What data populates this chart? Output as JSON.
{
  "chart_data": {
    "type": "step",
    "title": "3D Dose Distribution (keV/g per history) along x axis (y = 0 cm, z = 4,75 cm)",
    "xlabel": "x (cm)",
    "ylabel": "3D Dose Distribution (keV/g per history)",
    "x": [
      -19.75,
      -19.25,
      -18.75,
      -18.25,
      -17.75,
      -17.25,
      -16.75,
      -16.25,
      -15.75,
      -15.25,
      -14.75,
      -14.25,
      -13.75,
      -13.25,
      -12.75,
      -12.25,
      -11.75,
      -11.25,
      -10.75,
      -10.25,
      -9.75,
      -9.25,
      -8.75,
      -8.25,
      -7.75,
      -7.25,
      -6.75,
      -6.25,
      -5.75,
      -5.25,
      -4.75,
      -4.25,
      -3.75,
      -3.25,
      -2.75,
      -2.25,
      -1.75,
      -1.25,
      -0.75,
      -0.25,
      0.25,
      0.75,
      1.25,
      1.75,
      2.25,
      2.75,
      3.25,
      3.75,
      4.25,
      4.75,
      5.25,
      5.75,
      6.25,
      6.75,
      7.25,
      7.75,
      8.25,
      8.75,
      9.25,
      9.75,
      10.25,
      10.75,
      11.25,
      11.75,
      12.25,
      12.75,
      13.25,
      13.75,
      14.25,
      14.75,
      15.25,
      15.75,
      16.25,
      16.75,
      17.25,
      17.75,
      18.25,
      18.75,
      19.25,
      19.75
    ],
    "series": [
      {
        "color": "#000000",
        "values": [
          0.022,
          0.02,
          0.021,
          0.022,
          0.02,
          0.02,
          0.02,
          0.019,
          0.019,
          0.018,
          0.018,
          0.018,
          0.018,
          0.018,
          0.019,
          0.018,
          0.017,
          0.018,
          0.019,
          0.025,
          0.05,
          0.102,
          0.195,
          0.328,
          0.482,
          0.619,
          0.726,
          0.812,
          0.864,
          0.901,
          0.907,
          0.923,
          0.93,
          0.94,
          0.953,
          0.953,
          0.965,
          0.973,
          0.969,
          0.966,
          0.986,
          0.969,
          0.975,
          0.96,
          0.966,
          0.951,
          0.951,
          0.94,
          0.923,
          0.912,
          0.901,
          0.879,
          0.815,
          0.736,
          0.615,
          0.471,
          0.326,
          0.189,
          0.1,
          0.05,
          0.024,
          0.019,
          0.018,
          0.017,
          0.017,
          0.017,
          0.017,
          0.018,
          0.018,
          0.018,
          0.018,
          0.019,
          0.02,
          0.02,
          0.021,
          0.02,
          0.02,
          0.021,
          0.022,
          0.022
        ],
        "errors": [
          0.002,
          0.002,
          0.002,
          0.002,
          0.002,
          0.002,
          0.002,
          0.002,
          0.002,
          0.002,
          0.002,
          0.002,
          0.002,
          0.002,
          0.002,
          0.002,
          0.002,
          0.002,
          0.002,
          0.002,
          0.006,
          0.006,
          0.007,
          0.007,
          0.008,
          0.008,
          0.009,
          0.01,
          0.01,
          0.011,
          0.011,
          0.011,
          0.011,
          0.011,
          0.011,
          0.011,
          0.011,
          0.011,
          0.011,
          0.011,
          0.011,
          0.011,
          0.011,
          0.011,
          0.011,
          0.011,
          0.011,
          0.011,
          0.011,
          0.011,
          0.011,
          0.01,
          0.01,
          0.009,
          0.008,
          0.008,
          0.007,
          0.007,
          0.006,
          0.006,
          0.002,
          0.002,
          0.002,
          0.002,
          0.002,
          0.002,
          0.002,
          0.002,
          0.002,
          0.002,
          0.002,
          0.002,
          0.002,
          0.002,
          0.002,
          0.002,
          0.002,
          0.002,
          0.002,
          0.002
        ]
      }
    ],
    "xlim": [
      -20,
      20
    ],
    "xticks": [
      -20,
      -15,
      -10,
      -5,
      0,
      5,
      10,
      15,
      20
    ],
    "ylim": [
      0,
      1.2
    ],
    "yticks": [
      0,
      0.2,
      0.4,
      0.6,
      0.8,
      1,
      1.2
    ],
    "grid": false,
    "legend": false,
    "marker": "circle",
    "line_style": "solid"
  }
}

Stated goal:
Above is a listing; report how many of its lines include the word "history", giving the number only.

Correct output:
2